Your goal: Return the lines below that carry the word "this".

Material provided:
════════
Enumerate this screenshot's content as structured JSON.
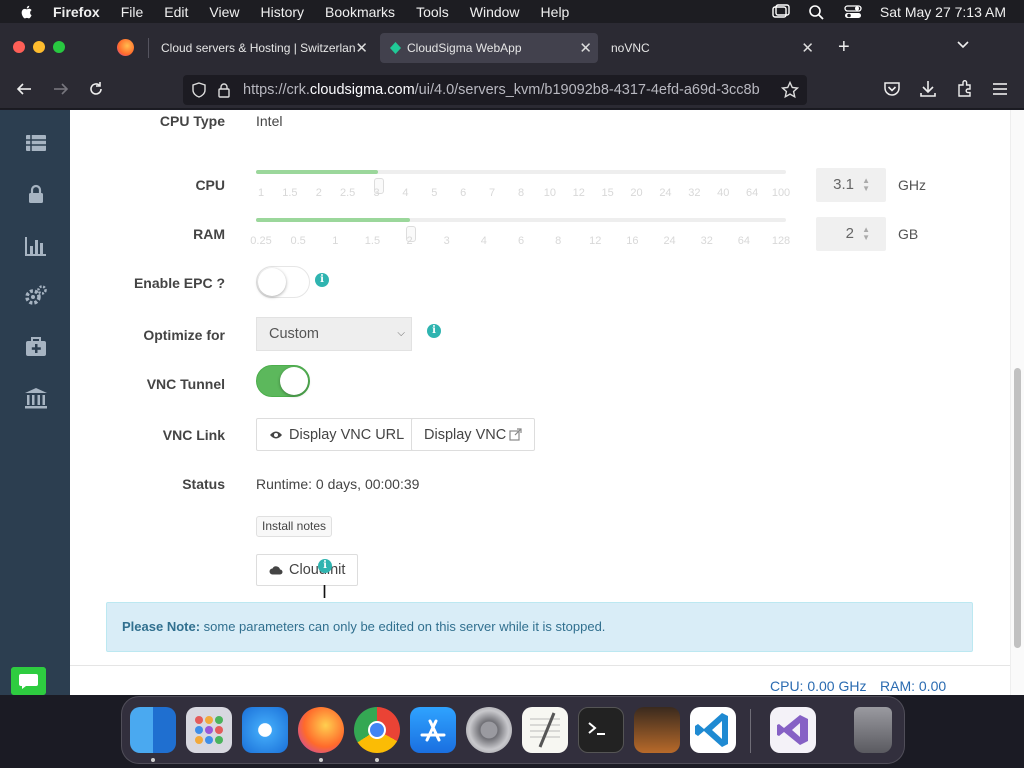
{
  "menubar": {
    "app_name": "Firefox",
    "items": [
      "File",
      "Edit",
      "View",
      "History",
      "Bookmarks",
      "Tools",
      "Window",
      "Help"
    ],
    "clock": "Sat May 27  7:13 AM"
  },
  "tabs": [
    {
      "title": "Cloud servers & Hosting | Switzerlan",
      "active": false
    },
    {
      "title": "CloudSigma WebApp",
      "active": true
    },
    {
      "title": "noVNC",
      "active": false
    }
  ],
  "urlbar": {
    "prefix": "https://crk.",
    "domain": "cloudsigma.com",
    "path": "/ui/4.0/servers_kvm/b19092b8-4317-4efd-a69d-3cc8b"
  },
  "form": {
    "cpu_type": {
      "label": "CPU Type",
      "value": "Intel"
    },
    "cpu": {
      "label": "CPU",
      "value": "3.1",
      "unit": "GHz",
      "fill_fraction": 0.23,
      "ticks": [
        "1",
        "1.5",
        "2",
        "2.5",
        "3",
        "4",
        "5",
        "6",
        "7",
        "8",
        "10",
        "12",
        "15",
        "20",
        "24",
        "32",
        "40",
        "64",
        "100"
      ]
    },
    "ram": {
      "label": "RAM",
      "value": "2",
      "unit": "GB",
      "fill_fraction": 0.29,
      "ticks": [
        "0.25",
        "0.5",
        "1",
        "1.5",
        "2",
        "3",
        "4",
        "6",
        "8",
        "12",
        "16",
        "24",
        "32",
        "64",
        "128"
      ]
    },
    "enable_epc": {
      "label": "Enable EPC ?",
      "on": false
    },
    "optimize_for": {
      "label": "Optimize for",
      "selected": "Custom"
    },
    "vnc_tunnel": {
      "label": "VNC Tunnel",
      "on": true
    },
    "vnc_link": {
      "label": "VNC Link",
      "display_url_button": "Display VNC URL",
      "display_vnc_button": "Display VNC"
    },
    "status": {
      "label": "Status",
      "runtime": "Runtime: 0 days, 00:00:39"
    },
    "install_notes_button": "Install notes",
    "cloudinit_button": "Cloudinit"
  },
  "note": {
    "title": "Please Note:",
    "text": " some parameters can only be edited on this server while it is stopped."
  },
  "footer": {
    "cpu": "CPU: 0.00 GHz",
    "ram": "RAM: 0.00"
  },
  "colors": {
    "sidebar": "#2c3e50",
    "accent_green": "#5cb85c",
    "info": "#2fb4b0",
    "note_bg": "#d9edf7"
  },
  "dock": [
    "finder",
    "launchpad",
    "safari",
    "firefox",
    "chrome",
    "app-store",
    "system-preferences",
    "textedit",
    "terminal",
    "garageband",
    "vscode",
    "visual-studio",
    "trash"
  ]
}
════════
Exercise answer:
Enumerate this screenshot's content as structured JSON.
    "text": " some parameters can only be edited on this server while it is stopped."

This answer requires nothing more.